Short problem:
Every record that follows should be printed verbatim.
◆ ◆ ◆ ◆ ◆ ◆ ◆
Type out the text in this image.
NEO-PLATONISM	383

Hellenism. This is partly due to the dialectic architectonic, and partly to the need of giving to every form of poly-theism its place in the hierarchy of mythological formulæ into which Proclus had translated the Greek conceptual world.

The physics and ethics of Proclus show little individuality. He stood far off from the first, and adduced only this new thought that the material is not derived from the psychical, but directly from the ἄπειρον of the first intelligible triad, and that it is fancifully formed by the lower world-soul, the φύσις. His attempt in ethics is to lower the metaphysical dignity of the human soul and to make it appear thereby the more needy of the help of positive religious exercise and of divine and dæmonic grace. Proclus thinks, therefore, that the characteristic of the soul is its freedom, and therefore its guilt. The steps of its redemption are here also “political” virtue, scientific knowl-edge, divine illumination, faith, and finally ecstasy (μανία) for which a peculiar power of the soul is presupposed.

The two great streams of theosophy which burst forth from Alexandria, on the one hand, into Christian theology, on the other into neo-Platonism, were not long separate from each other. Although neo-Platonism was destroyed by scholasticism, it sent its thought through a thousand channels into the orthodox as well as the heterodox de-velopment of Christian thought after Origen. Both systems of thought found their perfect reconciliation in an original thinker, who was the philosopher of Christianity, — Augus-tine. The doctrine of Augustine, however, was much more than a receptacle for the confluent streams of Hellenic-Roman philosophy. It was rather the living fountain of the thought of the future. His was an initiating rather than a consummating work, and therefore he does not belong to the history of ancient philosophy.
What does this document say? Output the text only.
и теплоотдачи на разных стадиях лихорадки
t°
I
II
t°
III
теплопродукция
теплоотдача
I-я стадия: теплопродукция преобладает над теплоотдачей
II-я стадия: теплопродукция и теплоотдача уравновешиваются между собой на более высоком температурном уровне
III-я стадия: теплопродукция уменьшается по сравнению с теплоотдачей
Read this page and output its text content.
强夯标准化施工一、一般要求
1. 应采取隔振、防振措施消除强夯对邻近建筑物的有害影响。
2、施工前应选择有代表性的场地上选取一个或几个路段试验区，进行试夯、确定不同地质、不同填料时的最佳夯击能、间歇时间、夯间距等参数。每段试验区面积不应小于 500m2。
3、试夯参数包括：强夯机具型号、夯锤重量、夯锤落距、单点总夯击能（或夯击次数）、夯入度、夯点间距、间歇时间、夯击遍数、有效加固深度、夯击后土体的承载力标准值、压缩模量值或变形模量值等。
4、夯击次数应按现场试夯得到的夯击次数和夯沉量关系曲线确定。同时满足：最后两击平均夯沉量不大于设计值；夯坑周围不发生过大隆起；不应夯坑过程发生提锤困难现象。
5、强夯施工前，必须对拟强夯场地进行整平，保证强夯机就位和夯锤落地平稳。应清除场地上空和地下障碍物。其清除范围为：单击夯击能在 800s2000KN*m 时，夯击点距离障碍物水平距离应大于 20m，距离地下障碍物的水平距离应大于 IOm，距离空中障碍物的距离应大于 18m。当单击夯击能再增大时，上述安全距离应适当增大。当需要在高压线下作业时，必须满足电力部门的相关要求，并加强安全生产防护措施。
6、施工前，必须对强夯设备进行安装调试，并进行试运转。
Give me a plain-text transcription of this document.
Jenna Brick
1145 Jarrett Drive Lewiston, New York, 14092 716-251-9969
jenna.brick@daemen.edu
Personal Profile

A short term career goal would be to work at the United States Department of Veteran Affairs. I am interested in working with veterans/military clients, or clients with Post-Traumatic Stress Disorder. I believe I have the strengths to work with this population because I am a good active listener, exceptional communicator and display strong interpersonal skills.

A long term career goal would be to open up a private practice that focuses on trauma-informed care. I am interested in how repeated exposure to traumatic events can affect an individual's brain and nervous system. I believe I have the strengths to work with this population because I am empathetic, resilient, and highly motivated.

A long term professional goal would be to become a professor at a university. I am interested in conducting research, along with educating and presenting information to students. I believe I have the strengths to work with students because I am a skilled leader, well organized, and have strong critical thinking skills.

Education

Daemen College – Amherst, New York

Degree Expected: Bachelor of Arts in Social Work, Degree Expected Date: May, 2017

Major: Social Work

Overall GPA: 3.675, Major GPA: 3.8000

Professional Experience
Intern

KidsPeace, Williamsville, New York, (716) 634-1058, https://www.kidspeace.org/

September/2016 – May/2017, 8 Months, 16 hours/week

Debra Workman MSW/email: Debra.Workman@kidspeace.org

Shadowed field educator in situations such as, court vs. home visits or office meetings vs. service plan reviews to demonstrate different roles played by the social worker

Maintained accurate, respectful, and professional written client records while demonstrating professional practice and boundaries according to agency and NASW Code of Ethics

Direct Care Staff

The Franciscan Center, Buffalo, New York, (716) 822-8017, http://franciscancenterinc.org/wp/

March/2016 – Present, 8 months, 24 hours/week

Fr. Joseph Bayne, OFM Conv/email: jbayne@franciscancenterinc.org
◆ ◆ ◆ ◆ ◆ ◆ ◆
Response to the exercise:
Type out the text in this image.
NEO-PLATONISM	383

Hellenism. This is partly due to the dialectic architectonic, and partly to the need of giving to every form of poly-theism its place in the hierarchy of mythological formulæ into which Proclus had translated the Greek conceptual world.

The physics and ethics of Proclus show little individuality. He stood far off from the first, and adduced only this new thought that the material is not derived from the psychical, but directly from the ἄπειρον of the first intelligible triad, and that it is fancifully formed by the lower world-soul, the φύσις. His attempt in ethics is to lower the metaphysical dignity of the human soul and to make it appear thereby the more needy of the help of positive religious exercise and of divine and dæmonic grace. Proclus thinks, therefore, that the characteristic of the soul is its freedom, and therefore its guilt. The steps of its redemption are here also “political” virtue, scientific knowl-edge, divine illumination, faith, and finally ecstasy (μανία) for which a peculiar power of the soul is presupposed.

The two great streams of theosophy which burst forth from Alexandria, on the one hand, into Christian theology, on the other into neo-Platonism, were not long separate from each other. Although neo-Platonism was destroyed by scholasticism, it sent its thought through a thousand channels into the orthodox as well as the heterodox de-velopment of Christian thought after Origen. Both systems of thought found their perfect reconciliation in an original thinker, who was the philosopher of Christianity, — Augus-tine. The doctrine of Augustine, however, was much more than a receptacle for the confluent streams of Hellenic-Roman philosophy. It was rather the living fountain of the thought of the future. His was an initiating rather than a consummating work, and therefore he does not belong to the history of ancient philosophy.
What does this document say? Output the text only.
и теплоотдачи на разных стадиях лихорадки
t°
I
II
t°
III
теплопродукция
теплоотдача
I-я стадия: теплопродукция преобладает над теплоотдачей
II-я стадия: теплопродукция и теплоотдача уравновешиваются между собой на более высоком температурном уровне
III-я стадия: теплопродукция уменьшается по сравнению с теплоотдачей
Read this page and output its text content.
强夯标准化施工一、一般要求
1. 应采取隔振、防振措施消除强夯对邻近建筑物的有害影响。
2、施工前应选择有代表性的场地上选取一个或几个路段试验区，进行试夯、确定不同地质、不同填料时的最佳夯击能、间歇时间、夯间距等参数。每段试验区面积不应小于 500m2。
3、试夯参数包括：强夯机具型号、夯锤重量、夯锤落距、单点总夯击能（或夯击次数）、夯入度、夯点间距、间歇时间、夯击遍数、有效加固深度、夯击后土体的承载力标准值、压缩模量值或变形模量值等。
4、夯击次数应按现场试夯得到的夯击次数和夯沉量关系曲线确定。同时满足：最后两击平均夯沉量不大于设计值；夯坑周围不发生过大隆起；不应夯坑过程发生提锤困难现象。
5、强夯施工前，必须对拟强夯场地进行整平，保证强夯机就位和夯锤落地平稳。应清除场地上空和地下障碍物。其清除范围为：单击夯击能在 800s2000KN*m 时，夯击点距离障碍物水平距离应大于 20m，距离地下障碍物的水平距离应大于 IOm，距离空中障碍物的距离应大于 18m。当单击夯击能再增大时，上述安全距离应适当增大。当需要在高压线下作业时，必须满足电力部门的相关要求，并加强安全生产防护措施。
6、施工前，必须对强夯设备进行安装调试，并进行试运转。
Give me a plain-text transcription of this document.
Jenna Brick
1145 Jarrett Drive Lewiston, New York, 14092 716-251-9969
jenna.brick@daemen.edu
Personal Profile

A short term career goal would be to work at the United States Department of Veteran Affairs. I am interested in working with veterans/military clients, or clients with Post-Traumatic Stress Disorder. I believe I have the strengths to work with this population because I am a good active listener, exceptional communicator and display strong interpersonal skills.

A long term career goal would be to open up a private practice that focuses on trauma-informed care. I am interested in how repeated exposure to traumatic events can affect an individual's brain and nervous system. I believe I have the strengths to work with this population because I am empathetic, resilient, and highly motivated.

A long term professional goal would be to become a professor at a university. I am interested in conducting research, along with educating and presenting information to students. I believe I have the strengths to work with students because I am a skilled leader, well organized, and have strong critical thinking skills.

Education

Daemen College – Amherst, New York

Degree Expected: Bachelor of Arts in Social Work, Degree Expected Date: May, 2017

Major: Social Work

Overall GPA: 3.675, Major GPA: 3.8000

Professional Experience
Intern

KidsPeace, Williamsville, New York, (716) 634-1058, https://www.kidspeace.org/

September/2016 – May/2017, 8 Months, 16 hours/week

Debra Workman MSW/email: Debra.Workman@kidspeace.org

Shadowed field educator in situations such as, court vs. home visits or office meetings vs. service plan reviews to demonstrate different roles played by the social worker

Maintained accurate, respectful, and professional written client records while demonstrating professional practice and boundaries according to agency and NASW Code of Ethics

Direct Care Staff

The Franciscan Center, Buffalo, New York, (716) 822-8017, http://franciscancenterinc.org/wp/

March/2016 – Present, 8 months, 24 hours/week

Fr. Joseph Bayne, OFM Conv/email: jbayne@franciscancenterinc.org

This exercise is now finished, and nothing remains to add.